#### Exercise brief
Give the number of lines that contain the string "rainfall", please, and nothing else.

Extracted data entries

———

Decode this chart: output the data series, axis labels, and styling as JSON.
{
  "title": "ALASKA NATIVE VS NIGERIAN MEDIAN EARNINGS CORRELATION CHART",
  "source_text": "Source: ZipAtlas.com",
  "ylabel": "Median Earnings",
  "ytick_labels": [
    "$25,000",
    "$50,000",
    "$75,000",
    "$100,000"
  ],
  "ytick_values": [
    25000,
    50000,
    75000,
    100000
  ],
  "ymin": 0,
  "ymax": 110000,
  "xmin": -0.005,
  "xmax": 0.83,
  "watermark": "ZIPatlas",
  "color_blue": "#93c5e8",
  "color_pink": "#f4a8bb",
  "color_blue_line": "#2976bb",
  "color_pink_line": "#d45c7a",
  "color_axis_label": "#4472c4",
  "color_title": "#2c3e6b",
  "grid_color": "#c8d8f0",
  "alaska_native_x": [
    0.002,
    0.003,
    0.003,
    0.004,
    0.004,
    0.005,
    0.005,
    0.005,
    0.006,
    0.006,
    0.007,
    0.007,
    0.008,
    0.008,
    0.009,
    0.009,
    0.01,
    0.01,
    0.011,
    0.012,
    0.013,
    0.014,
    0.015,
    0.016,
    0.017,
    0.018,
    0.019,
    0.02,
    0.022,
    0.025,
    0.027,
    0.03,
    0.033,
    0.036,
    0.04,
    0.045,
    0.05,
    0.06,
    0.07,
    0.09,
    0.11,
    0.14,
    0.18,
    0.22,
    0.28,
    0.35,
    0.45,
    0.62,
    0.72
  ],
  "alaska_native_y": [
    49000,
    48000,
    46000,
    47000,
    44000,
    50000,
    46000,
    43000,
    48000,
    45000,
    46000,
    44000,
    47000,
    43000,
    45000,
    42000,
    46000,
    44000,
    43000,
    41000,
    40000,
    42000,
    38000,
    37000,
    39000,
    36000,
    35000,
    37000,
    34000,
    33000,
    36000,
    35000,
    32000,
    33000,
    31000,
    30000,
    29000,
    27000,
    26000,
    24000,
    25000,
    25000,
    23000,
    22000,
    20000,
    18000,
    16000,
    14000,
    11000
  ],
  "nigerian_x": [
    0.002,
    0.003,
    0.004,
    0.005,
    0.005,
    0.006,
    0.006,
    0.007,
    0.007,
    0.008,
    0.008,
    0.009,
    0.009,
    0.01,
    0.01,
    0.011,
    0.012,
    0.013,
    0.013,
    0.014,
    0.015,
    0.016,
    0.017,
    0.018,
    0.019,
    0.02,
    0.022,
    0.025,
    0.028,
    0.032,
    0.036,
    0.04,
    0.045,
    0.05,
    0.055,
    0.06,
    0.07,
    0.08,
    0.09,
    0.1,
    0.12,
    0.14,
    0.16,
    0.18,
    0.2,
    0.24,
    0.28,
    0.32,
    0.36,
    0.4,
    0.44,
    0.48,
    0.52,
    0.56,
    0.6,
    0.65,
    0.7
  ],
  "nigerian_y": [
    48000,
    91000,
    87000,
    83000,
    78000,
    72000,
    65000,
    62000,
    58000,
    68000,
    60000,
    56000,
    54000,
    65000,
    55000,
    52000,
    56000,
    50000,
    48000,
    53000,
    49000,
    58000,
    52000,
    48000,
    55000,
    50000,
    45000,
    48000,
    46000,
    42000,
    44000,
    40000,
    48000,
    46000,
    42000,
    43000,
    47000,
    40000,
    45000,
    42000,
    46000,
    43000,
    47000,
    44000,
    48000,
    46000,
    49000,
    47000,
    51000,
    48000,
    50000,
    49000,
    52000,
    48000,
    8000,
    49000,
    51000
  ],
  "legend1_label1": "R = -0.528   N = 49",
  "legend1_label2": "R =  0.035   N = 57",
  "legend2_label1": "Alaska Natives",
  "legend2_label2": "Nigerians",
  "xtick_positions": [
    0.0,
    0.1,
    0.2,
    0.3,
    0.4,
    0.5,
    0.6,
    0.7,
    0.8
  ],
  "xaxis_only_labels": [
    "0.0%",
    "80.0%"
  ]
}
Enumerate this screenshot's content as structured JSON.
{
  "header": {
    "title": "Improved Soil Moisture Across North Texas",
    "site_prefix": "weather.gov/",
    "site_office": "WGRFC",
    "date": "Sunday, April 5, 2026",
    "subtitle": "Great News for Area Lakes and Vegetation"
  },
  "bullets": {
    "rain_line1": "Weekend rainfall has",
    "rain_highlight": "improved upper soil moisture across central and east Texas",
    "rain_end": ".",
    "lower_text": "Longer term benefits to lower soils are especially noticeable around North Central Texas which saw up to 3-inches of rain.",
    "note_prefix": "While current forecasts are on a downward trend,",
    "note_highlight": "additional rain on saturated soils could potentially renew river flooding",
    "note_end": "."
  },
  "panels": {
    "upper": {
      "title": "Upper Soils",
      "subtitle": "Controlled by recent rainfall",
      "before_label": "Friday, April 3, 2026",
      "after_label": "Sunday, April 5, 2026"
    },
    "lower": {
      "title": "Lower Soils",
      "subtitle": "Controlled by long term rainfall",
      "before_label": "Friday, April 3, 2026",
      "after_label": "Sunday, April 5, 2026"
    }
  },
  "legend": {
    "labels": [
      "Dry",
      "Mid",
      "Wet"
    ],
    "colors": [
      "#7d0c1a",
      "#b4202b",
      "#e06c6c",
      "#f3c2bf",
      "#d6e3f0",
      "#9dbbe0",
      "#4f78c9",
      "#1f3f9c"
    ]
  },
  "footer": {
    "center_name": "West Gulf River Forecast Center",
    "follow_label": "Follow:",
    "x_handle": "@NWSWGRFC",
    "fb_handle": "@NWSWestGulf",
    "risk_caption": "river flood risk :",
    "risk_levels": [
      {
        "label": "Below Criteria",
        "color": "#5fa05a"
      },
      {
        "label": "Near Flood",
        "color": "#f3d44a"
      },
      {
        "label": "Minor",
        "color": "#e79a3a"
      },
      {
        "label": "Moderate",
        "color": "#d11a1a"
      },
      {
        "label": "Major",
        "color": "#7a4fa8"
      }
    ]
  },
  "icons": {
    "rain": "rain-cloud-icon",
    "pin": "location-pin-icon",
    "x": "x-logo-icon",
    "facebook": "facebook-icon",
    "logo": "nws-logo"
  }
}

———

#### Solution
3